Set problem — Filter the records below and copy every line containing the word "icon".

Data supplied —
☆ ☆ ☆
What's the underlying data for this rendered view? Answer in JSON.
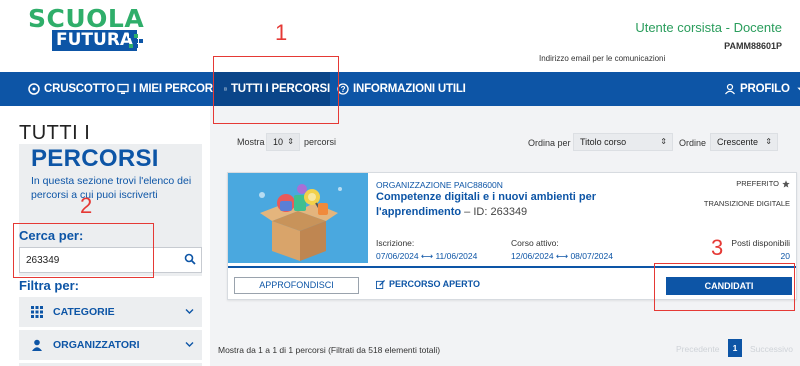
{
  "header": {
    "logo_top": "SCUOLA",
    "logo_bottom": "FUTURA",
    "user_role": "Utente corsista - Docente",
    "user_code": "PAMM88601P",
    "email_notice": "Indirizzo email per le comunicazioni"
  },
  "nav": {
    "items": [
      {
        "label": "CRUSCOTTO",
        "icon": "dashboard-icon"
      },
      {
        "label": "I MIEI PERCORSI",
        "icon": "monitor-icon"
      },
      {
        "label": "TUTTI I PERCORSI",
        "icon": "list-icon",
        "active": true
      },
      {
        "label": "INFORMAZIONI UTILI",
        "icon": "question-icon"
      }
    ],
    "profile": "PROFILO"
  },
  "sidebar": {
    "title_light": "TUTTI I",
    "title_bold": "PERCORSI",
    "description": "In questa sezione trovi l'elenco dei percorsi a cui puoi iscriverti",
    "search_label": "Cerca per:",
    "search_value": "263349",
    "filter_label": "Filtra per:",
    "filters": [
      {
        "label": "CATEGORIE",
        "icon": "grid-icon"
      },
      {
        "label": "ORGANIZZATORI",
        "icon": "user-icon"
      }
    ]
  },
  "toolbar": {
    "show_label": "Mostra",
    "show_value": "10",
    "show_suffix": "percorsi",
    "sort_label": "Ordina per",
    "sort_value": "Titolo corso",
    "order_label": "Ordine",
    "order_value": "Crescente"
  },
  "course": {
    "organization": "ORGANIZZAZIONE PAIC88600N",
    "title": "Competenze digitali e i nuovi ambienti per l'apprendimento",
    "id_text": " – ID: 263349",
    "favorite": "PREFERITO",
    "area": "TRANSIZIONE DIGITALE",
    "enrollment_label": "Iscrizione:",
    "enrollment_value": "07/06/2024 ⟷ 11/06/2024",
    "active_label": "Corso attivo:",
    "active_value": "12/06/2024 ⟷ 08/07/2024",
    "seats_label": "Posti disponibili",
    "seats_value": "20",
    "details_button": "APPROFONDISCI",
    "status": "PERCORSO APERTO",
    "apply_button": "CANDIDATI"
  },
  "footer": {
    "summary": "Mostra da 1 a 1 di 1 percorsi (Filtrati da 518 elementi totali)",
    "prev": "Precedente",
    "page": "1",
    "next": "Successivo"
  },
  "annotations": [
    "1",
    "2",
    "3"
  ],
  "colors": {
    "brand_blue": "#0d55a6",
    "brand_green": "#2fae6a",
    "annotation_red": "#e53935"
  }
}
☆ ☆ ☆
Exercise solution —
        "icon": "dashboard-icon"
        "icon": "monitor-icon"
        "icon": "list-icon",
        "icon": "question-icon"
        "icon": "grid-icon"
        "icon": "user-icon"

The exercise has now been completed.